* **EXTRACTED DATA**:
________________________________________
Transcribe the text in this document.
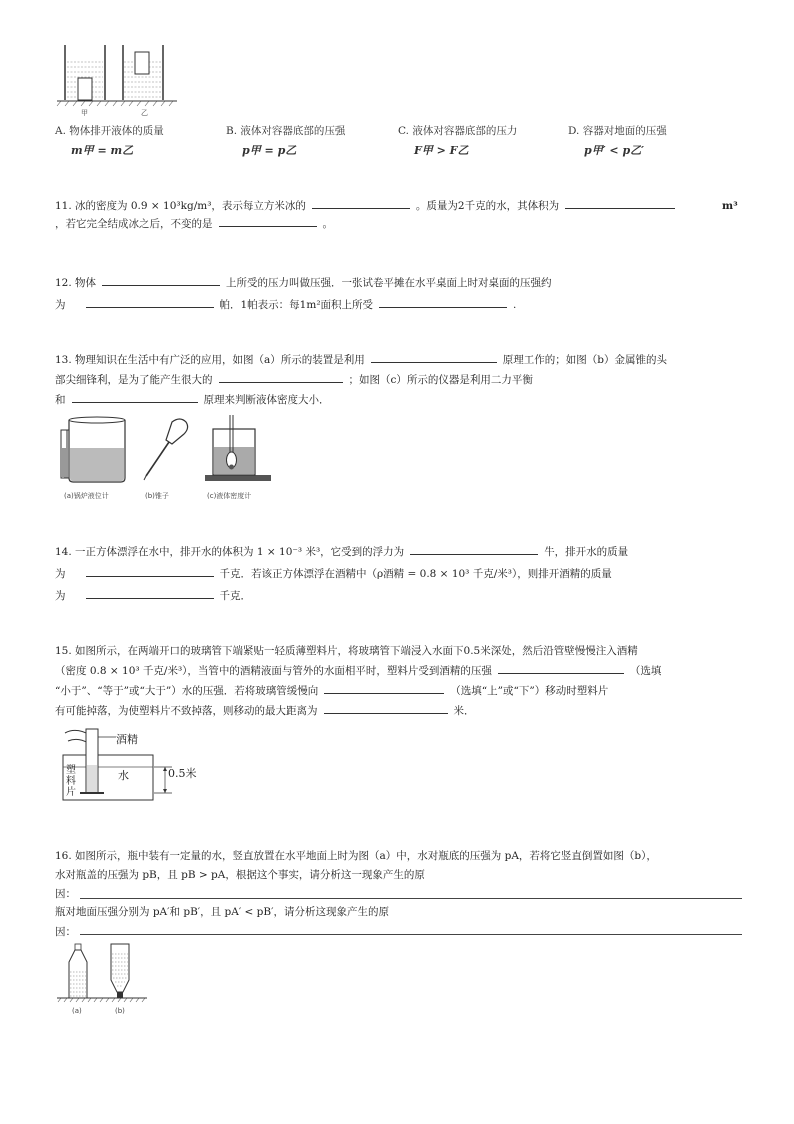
甲	乙
A. 物体排开液体的质量
m甲 = m乙
B. 液体对容器底部的压强
p甲 = p乙
C. 液体对容器底部的压力
F甲 > F乙
D. 容器对地面的压强
p甲′ < p乙′
11. 冰的密度为 0.9 × 10³kg/m³，表示每立方米冰的	。质量为2千克的水，其体积为	m³
，若它完全结成冰之后，不变的是	。
12. 物体	上所受的压力叫做压强．一张试卷平摊在水平桌面上时对桌面的压强约
为	帕．1帕表示：每1m²面积上所受	.
13. 物理知识在生活中有广泛的应用，如图（a）所示的装置是利用	原理工作的；如图（b）金属锥的头
部尖细锋利，是为了能产生很大的	；如图（c）所示的仪器是利用二力平衡
和	原理来判断液体密度大小．
(a)锅炉液位计	(b)锥子	(c)液体密度计
14. 一正方体漂浮在水中，排开水的体积为 1 × 10⁻³ 米³，它受到的浮力为	牛，排开水的质量
为	千克．若该正方体漂浮在酒精中（ρ酒精 = 0.8 × 10³ 千克/米³），则排开酒精的质量
为	千克．
15. 如图所示，在两端开口的玻璃管下端紧贴一轻质薄塑料片，将玻璃管下端浸入水面下0.5米深处，然后沿管壁慢慢注入酒精
（密度 0.8 × 10³ 千克/米³），当管中的酒精液面与管外的水面相平时，塑料片受到酒精的压强	（选填
“小于”、“等于”或“大于”）水的压强．若将玻璃管缓慢向	（选填“上”或“下”）移动时塑料片
有可能掉落，为使塑料片不致掉落，则移动的最大距离为	米．
酒精
水	0.5米
塑 料 片
16. 如图所示，瓶中装有一定量的水，竖直放置在水平地面上时为图（a）中，水对瓶底的压强为 pA，若将它竖直倒置如图（b），
水对瓶盖的压强为 pB，且 pB > pA，根据这个事实，请分析这一现象产生的原
因：
瓶对地面压强分别为 pA′和 pB′，且 pA′ < pB′，请分析这现象产生的原
因：
(a)	(b)
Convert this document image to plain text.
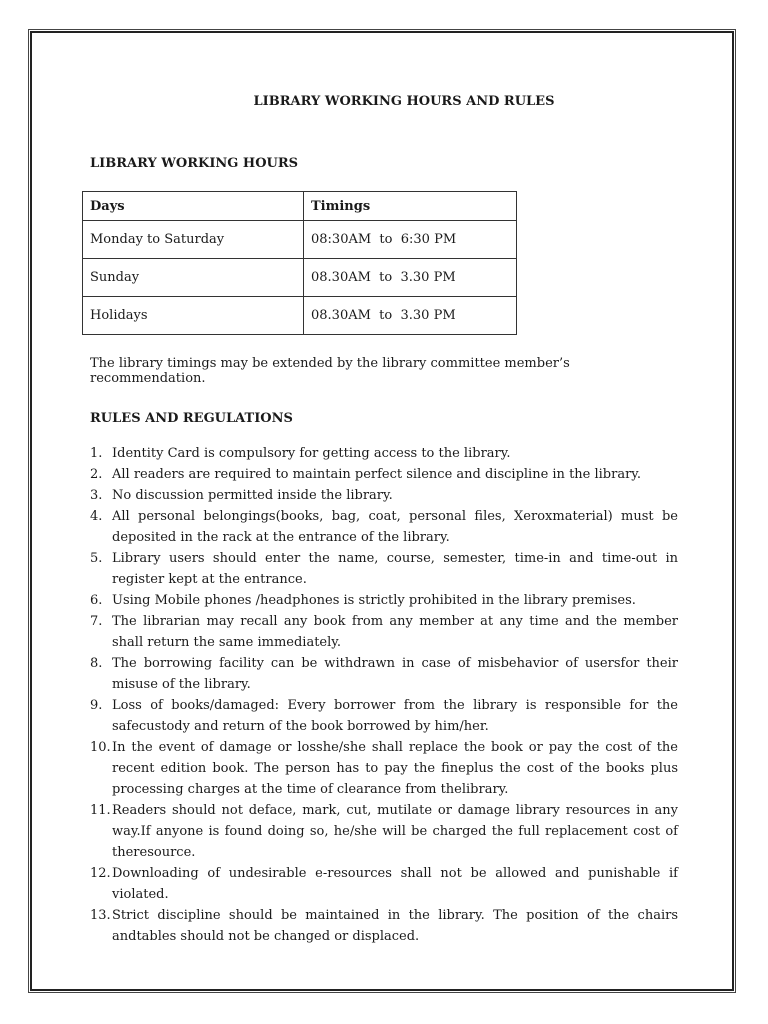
LIBRARY WORKING HOURS AND RULES
LIBRARY WORKING HOURS
Days	Timings
Monday to Saturday	08:30AM  to  6:30 PM
Sunday	08.30AM  to  3.30 PM
Holidays	08.30AM  to  3.30 PM

The library timings may be extended by the library committee member’s recommendation.

RULES AND REGULATIONS
1. Identity Card is compulsory for getting access to the library.
2. All readers are required to maintain perfect silence and discipline in the library.
3. No discussion permitted inside the library.
4. All personal belongings(books, bag, coat, personal files, Xeroxmaterial) must be deposited in the rack at the entrance of the library.
5. Library users should enter the name, course, semester, time-in and time-out in register kept at the entrance.
6. Using Mobile phones /headphones is strictly prohibited in the library premises.
7. The librarian may recall any book from any member at any time and the member shall return the same immediately.
8. The borrowing facility can be withdrawn in case of misbehavior of usersfor their misuse of the library.
9. Loss of books/damaged: Every borrower from the library is responsible for the safecustody and return of the book borrowed by him/her.
10. In the event of damage or losshe/she shall replace the book or pay the cost of the recent edition book. The person has to pay the fineplus the cost of the books plus processing charges at the time of clearance from thelibrary.
11. Readers should not deface, mark, cut, mutilate or damage library resources in any way.If anyone is found doing so, he/she will be charged the full replacement cost of theresource.
12. Downloading of undesirable e-resources shall not be allowed and punishable if violated.
13. Strict discipline should be maintained in the library. The position of the chairs andtables should not be changed or displaced.
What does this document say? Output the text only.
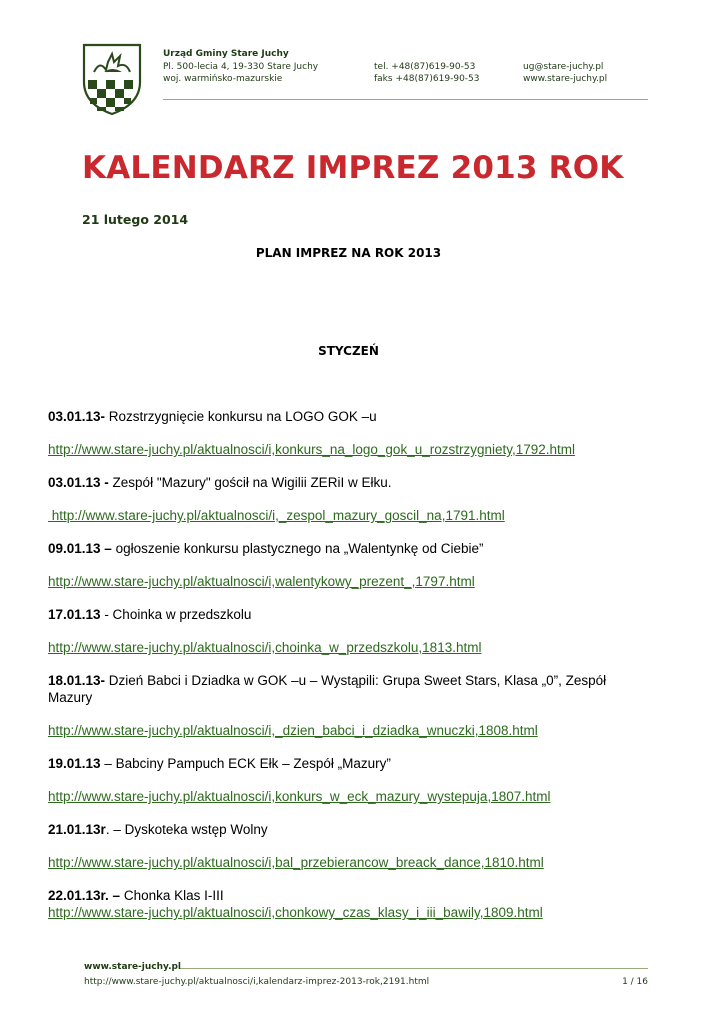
Urząd Gminy Stare Juchy
Pl. 500-lecia 4, 19-330 Stare Juchy
woj. warmińsko-mazurskie

tel. +48(87)619-90-53
faks +48(87)619-90-53

ug@stare-juchy.pl
www.stare-juchy.pl
KALENDARZ IMPREZ 2013 ROK
21 lutego 2014
PLAN IMPREZ NA ROK 2013
STYCZEŃ

03.01.13- Rozstrzygnięcie konkursu na LOGO GOK –u

http://www.stare-juchy.pl/aktualnosci/i,konkurs_na_logo_gok_u_rozstrzygniety,1792.html

03.01.13 - Zespół "Mazury" gościł na Wigilii ZERiI w Ełku.

http://www.stare-juchy.pl/aktualnosci/i,_zespol_mazury_goscil_na,1791.html

09.01.13 – ogłoszenie konkursu plastycznego na „Walentynkę od Ciebie”

http://www.stare-juchy.pl/aktualnosci/i,walentykowy_prezent_,1797.html

17.01.13 - Choinka w przedszkolu

http://www.stare-juchy.pl/aktualnosci/i,choinka_w_przedszkolu,1813.html

18.01.13- Dzień Babci i Dziadka w GOK –u – Wystąpili: Grupa Sweet Stars, Klasa „0”, Zespół Mazury

http://www.stare-juchy.pl/aktualnosci/i,_dzien_babci_i_dziadka_wnuczki,1808.html

19.01.13 – Babciny Pampuch ECK Ełk – Zespół „Mazury”

http://www.stare-juchy.pl/aktualnosci/i,konkurs_w_eck_mazury_wystepuja,1807.html

21.01.13r. – Dyskoteka wstęp Wolny

http://www.stare-juchy.pl/aktualnosci/i,bal_przebierancow_breack_dance,1810.html

22.01.13r. – Chonka Klas I-III

http://www.stare-juchy.pl/aktualnosci/i,chonkowy_czas_klasy_i_iii_bawily,1809.html
www.stare-juchy.pl
http://www.stare-juchy.pl/aktualnosci/i,kalendarz-imprez-2013-rok,2191.html	1 / 16
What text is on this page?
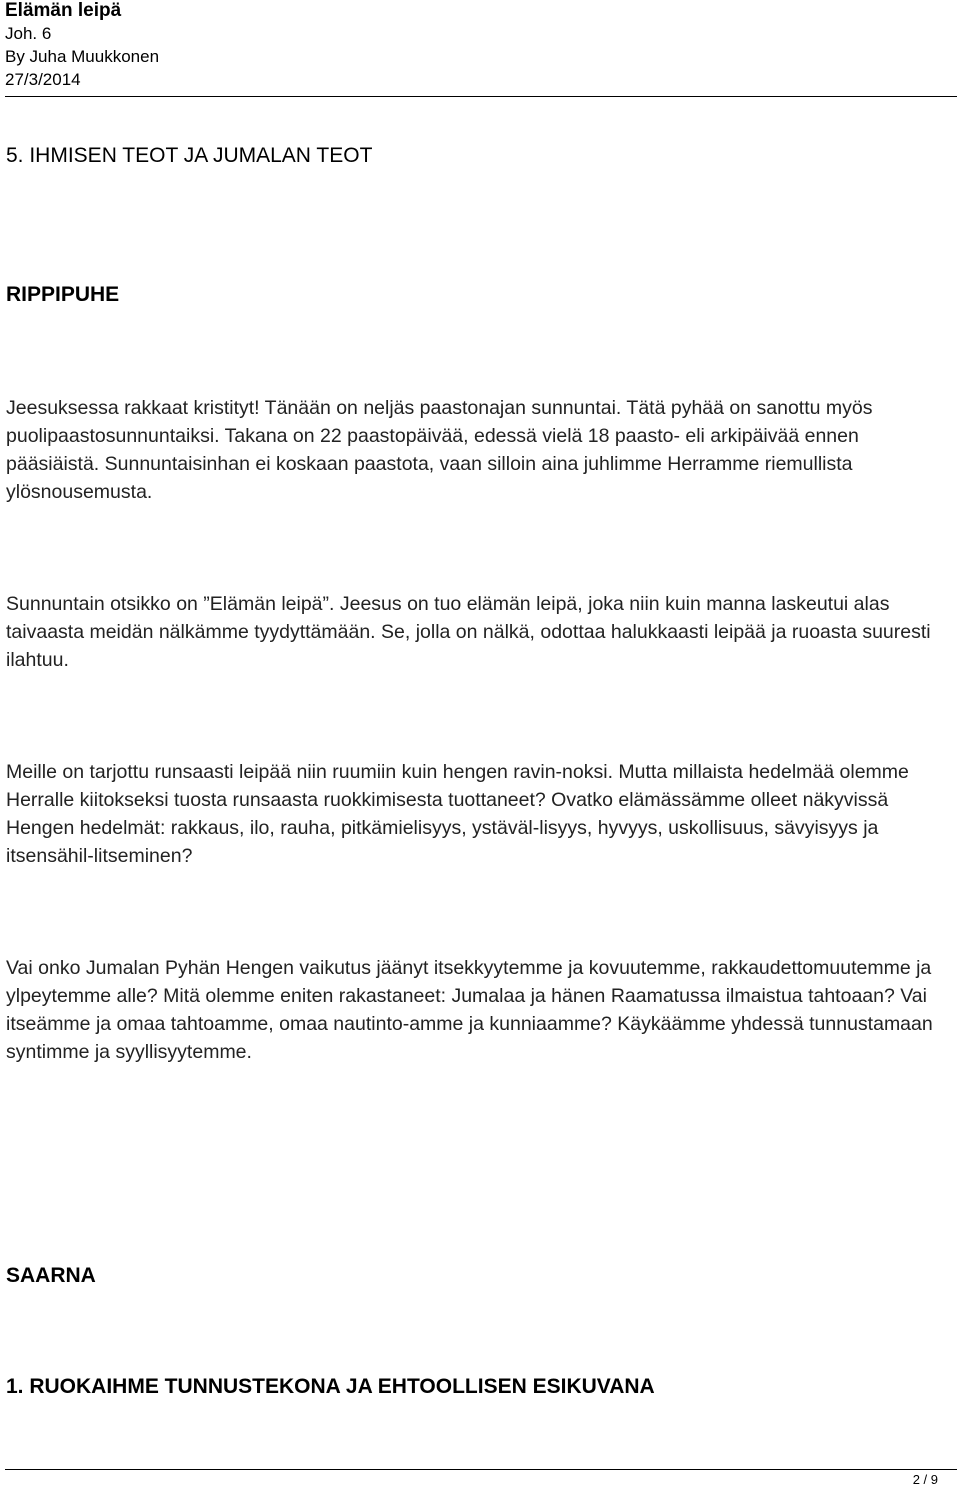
Elämän leipä
Joh. 6
By Juha Muukkonen
27/3/2014
5. IHMISEN TEOT JA JUMALAN TEOT
RIPPIPUHE

Jeesuksessa rakkaat kristityt! Tänään on neljäs paastonajan sunnuntai. Tätä pyhää on sanottu myös puolipaastosunnuntaiksi. Takana on 22 paastopäivää, edessä vielä 18 paasto- eli arkipäivää ennen pääsiäistä. Sunnuntaisinhan ei koskaan paastota, vaan silloin aina juhlimme Herramme riemullista ylösnousemusta.

Sunnuntain otsikko on ”Elämän leipä”. Jeesus on tuo elämän leipä, joka niin kuin manna laskeutui alas taivaasta meidän nälkämme tyydyttämään. Se, jolla on nälkä, odottaa halukkaasti leipää ja ruoasta suuresti ilahtuu.

Meille on tarjottu runsaasti leipää niin ruumiin kuin hengen ravin-noksi. Mutta millaista hedelmää olemme Herralle kiitokseksi tuosta runsaasta ruokkimisesta tuottaneet? Ovatko elämässämme olleet näkyvissä Hengen hedelmät: rakkaus, ilo, rauha, pitkämielisyys, ystäväl-lisyys, hyvyys, uskollisuus, sävyisyys ja itsensähil-litseminen?

Vai onko Jumalan Pyhän Hengen vaikutus jäänyt itsekkyytemme ja kovuutemme, rakkaudettomuutemme ja ylpeytemme alle? Mitä olemme eniten rakastaneet: Jumalaa ja hänen Raamatussa ilmaistua tahtoaan? Vai itseämme ja omaa tahtoamme, omaa nautinto-amme ja kunniaamme? Käykäämme yhdessä tunnustamaan syntimme ja syyllisyytemme.

SAARNA
1. RUOKAIHME TUNNUSTEKONA JA EHTOOLLISEN ESIKUVANA
2 / 9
________________________________________
* **STATED EXERCISE**:
Restate the whole listing above exactly, except for its images.

* **RESULT OF THE EXERCISE**:
Transcribe the text in this document.
甲	乙
A. 物体排开液体的质量
m甲 = m乙
B. 液体对容器底部的压强
p甲 = p乙
C. 液体对容器底部的压力
F甲 > F乙
D. 容器对地面的压强
p甲′ < p乙′
11. 冰的密度为 0.9 × 10³kg/m³，表示每立方米冰的	。质量为2千克的水，其体积为	m³
，若它完全结成冰之后，不变的是	。
12. 物体	上所受的压力叫做压强．一张试卷平摊在水平桌面上时对桌面的压强约
为	帕．1帕表示：每1m²面积上所受	.
13. 物理知识在生活中有广泛的应用，如图（a）所示的装置是利用	原理工作的；如图（b）金属锥的头
部尖细锋利，是为了能产生很大的	；如图（c）所示的仪器是利用二力平衡
和	原理来判断液体密度大小．
(a)锅炉液位计	(b)锥子	(c)液体密度计
14. 一正方体漂浮在水中，排开水的体积为 1 × 10⁻³ 米³，它受到的浮力为	牛，排开水的质量
为	千克．若该正方体漂浮在酒精中（ρ酒精 = 0.8 × 10³ 千克/米³），则排开酒精的质量
为	千克．
15. 如图所示，在两端开口的玻璃管下端紧贴一轻质薄塑料片，将玻璃管下端浸入水面下0.5米深处，然后沿管壁慢慢注入酒精
（密度 0.8 × 10³ 千克/米³），当管中的酒精液面与管外的水面相平时，塑料片受到酒精的压强	（选填
“小于”、“等于”或“大于”）水的压强．若将玻璃管缓慢向	（选填“上”或“下”）移动时塑料片
有可能掉落，为使塑料片不致掉落，则移动的最大距离为	米．
酒精
水	0.5米
塑 料 片
16. 如图所示，瓶中装有一定量的水，竖直放置在水平地面上时为图（a）中，水对瓶底的压强为 pA，若将它竖直倒置如图（b），
水对瓶盖的压强为 pB，且 pB > pA，根据这个事实，请分析这一现象产生的原
因：
瓶对地面压强分别为 pA′和 pB′，且 pA′ < pB′，请分析这现象产生的原
因：
(a)	(b)
Convert this document image to plain text.
LIBRARY WORKING HOURS AND RULES
LIBRARY WORKING HOURS
Days	Timings
Monday to Saturday	08:30AM  to  6:30 PM
Sunday	08.30AM  to  3.30 PM
Holidays	08.30AM  to  3.30 PM

The library timings may be extended by the library committee member’s recommendation.

RULES AND REGULATIONS
1. Identity Card is compulsory for getting access to the library.
2. All readers are required to maintain perfect silence and discipline in the library.
3. No discussion permitted inside the library.
4. All personal belongings(books, bag, coat, personal files, Xeroxmaterial) must be deposited in the rack at the entrance of the library.
5. Library users should enter the name, course, semester, time-in and time-out in register kept at the entrance.
6. Using Mobile phones /headphones is strictly prohibited in the library premises.
7. The librarian may recall any book from any member at any time and the member shall return the same immediately.
8. The borrowing facility can be withdrawn in case of misbehavior of usersfor their misuse of the library.
9. Loss of books/damaged: Every borrower from the library is responsible for the safecustody and return of the book borrowed by him/her.
10. In the event of damage or losshe/she shall replace the book or pay the cost of the recent edition book. The person has to pay the fineplus the cost of the books plus processing charges at the time of clearance from thelibrary.
11. Readers should not deface, mark, cut, mutilate or damage library resources in any way.If anyone is found doing so, he/she will be charged the full replacement cost of theresource.
12. Downloading of undesirable e-resources shall not be allowed and punishable if violated.
13. Strict discipline should be maintained in the library. The position of the chairs andtables should not be changed or displaced.
What does this document say? Output the text only.
Urząd Gminy Stare Juchy
Pl. 500-lecia 4, 19-330 Stare Juchy
woj. warmińsko-mazurskie

tel. +48(87)619-90-53
faks +48(87)619-90-53

ug@stare-juchy.pl
www.stare-juchy.pl
KALENDARZ IMPREZ 2013 ROK
21 lutego 2014
PLAN IMPREZ NA ROK 2013
STYCZEŃ

03.01.13- Rozstrzygnięcie konkursu na LOGO GOK –u

http://www.stare-juchy.pl/aktualnosci/i,konkurs_na_logo_gok_u_rozstrzygniety,1792.html

03.01.13 - Zespół "Mazury" gościł na Wigilii ZERiI w Ełku.

http://www.stare-juchy.pl/aktualnosci/i,_zespol_mazury_goscil_na,1791.html

09.01.13 – ogłoszenie konkursu plastycznego na „Walentynkę od Ciebie”

http://www.stare-juchy.pl/aktualnosci/i,walentykowy_prezent_,1797.html

17.01.13 - Choinka w przedszkolu

http://www.stare-juchy.pl/aktualnosci/i,choinka_w_przedszkolu,1813.html

18.01.13- Dzień Babci i Dziadka w GOK –u – Wystąpili: Grupa Sweet Stars, Klasa „0”, Zespół Mazury

http://www.stare-juchy.pl/aktualnosci/i,_dzien_babci_i_dziadka_wnuczki,1808.html

19.01.13 – Babciny Pampuch ECK Ełk – Zespół „Mazury”

http://www.stare-juchy.pl/aktualnosci/i,konkurs_w_eck_mazury_wystepuja,1807.html

21.01.13r. – Dyskoteka wstęp Wolny

http://www.stare-juchy.pl/aktualnosci/i,bal_przebierancow_breack_dance,1810.html

22.01.13r. – Chonka Klas I-III

http://www.stare-juchy.pl/aktualnosci/i,chonkowy_czas_klasy_i_iii_bawily,1809.html
www.stare-juchy.pl
http://www.stare-juchy.pl/aktualnosci/i,kalendarz-imprez-2013-rok,2191.html	1 / 16
What text is on this page?
Elämän leipä
Joh. 6
By Juha Muukkonen
27/3/2014
5. IHMISEN TEOT JA JUMALAN TEOT
RIPPIPUHE

Jeesuksessa rakkaat kristityt! Tänään on neljäs paastonajan sunnuntai. Tätä pyhää on sanottu myös puolipaastosunnuntaiksi. Takana on 22 paastopäivää, edessä vielä 18 paasto- eli arkipäivää ennen pääsiäistä. Sunnuntaisinhan ei koskaan paastota, vaan silloin aina juhlimme Herramme riemullista ylösnousemusta.

Sunnuntain otsikko on ”Elämän leipä”. Jeesus on tuo elämän leipä, joka niin kuin manna laskeutui alas taivaasta meidän nälkämme tyydyttämään. Se, jolla on nälkä, odottaa halukkaasti leipää ja ruoasta suuresti ilahtuu.

Meille on tarjottu runsaasti leipää niin ruumiin kuin hengen ravin-noksi. Mutta millaista hedelmää olemme Herralle kiitokseksi tuosta runsaasta ruokkimisesta tuottaneet? Ovatko elämässämme olleet näkyvissä Hengen hedelmät: rakkaus, ilo, rauha, pitkämielisyys, ystäväl-lisyys, hyvyys, uskollisuus, sävyisyys ja itsensähil-litseminen?

Vai onko Jumalan Pyhän Hengen vaikutus jäänyt itsekkyytemme ja kovuutemme, rakkaudettomuutemme ja ylpeytemme alle? Mitä olemme eniten rakastaneet: Jumalaa ja hänen Raamatussa ilmaistua tahtoaan? Vai itseämme ja omaa tahtoamme, omaa nautinto-amme ja kunniaamme? Käykäämme yhdessä tunnustamaan syntimme ja syyllisyytemme.

SAARNA
1. RUOKAIHME TUNNUSTEKONA JA EHTOOLLISEN ESIKUVANA
2 / 9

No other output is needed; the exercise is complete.